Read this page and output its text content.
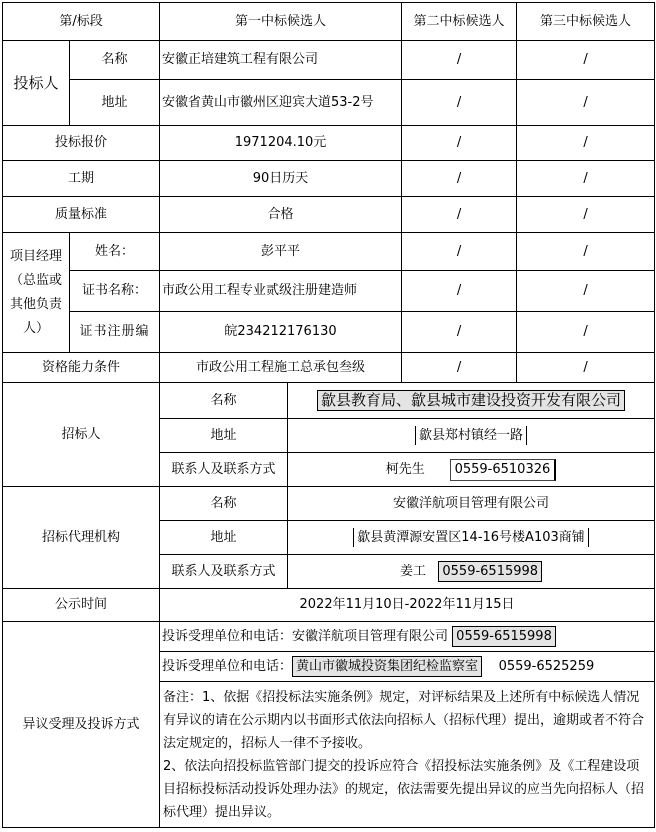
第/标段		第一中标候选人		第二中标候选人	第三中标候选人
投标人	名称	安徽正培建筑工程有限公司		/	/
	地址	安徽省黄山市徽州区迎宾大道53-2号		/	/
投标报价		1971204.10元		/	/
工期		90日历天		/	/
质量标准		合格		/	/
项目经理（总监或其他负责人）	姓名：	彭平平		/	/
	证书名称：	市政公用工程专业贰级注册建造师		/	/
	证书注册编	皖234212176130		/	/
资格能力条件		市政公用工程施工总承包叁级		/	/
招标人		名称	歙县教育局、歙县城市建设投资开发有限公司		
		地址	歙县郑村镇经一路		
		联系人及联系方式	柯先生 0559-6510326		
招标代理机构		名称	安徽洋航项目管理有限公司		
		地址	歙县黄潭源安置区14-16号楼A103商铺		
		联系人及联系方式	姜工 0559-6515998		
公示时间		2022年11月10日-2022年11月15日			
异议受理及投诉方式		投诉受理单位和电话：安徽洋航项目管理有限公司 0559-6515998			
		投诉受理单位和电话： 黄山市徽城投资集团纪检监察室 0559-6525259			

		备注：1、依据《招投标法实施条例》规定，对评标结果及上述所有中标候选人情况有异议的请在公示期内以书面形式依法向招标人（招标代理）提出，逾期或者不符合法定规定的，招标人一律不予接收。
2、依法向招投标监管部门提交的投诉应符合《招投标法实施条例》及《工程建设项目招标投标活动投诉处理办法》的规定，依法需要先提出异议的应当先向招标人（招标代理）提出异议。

+ + + + + + +

Copy every line above that includes the string "投诉受理单位和电话".

异议受理及投诉方式		投诉受理单位和电话：安徽洋航项目管理有限公司 0559-6515998			
		投诉受理单位和电话： 黄山市徽城投资集团纪检监察室 0559-6525259			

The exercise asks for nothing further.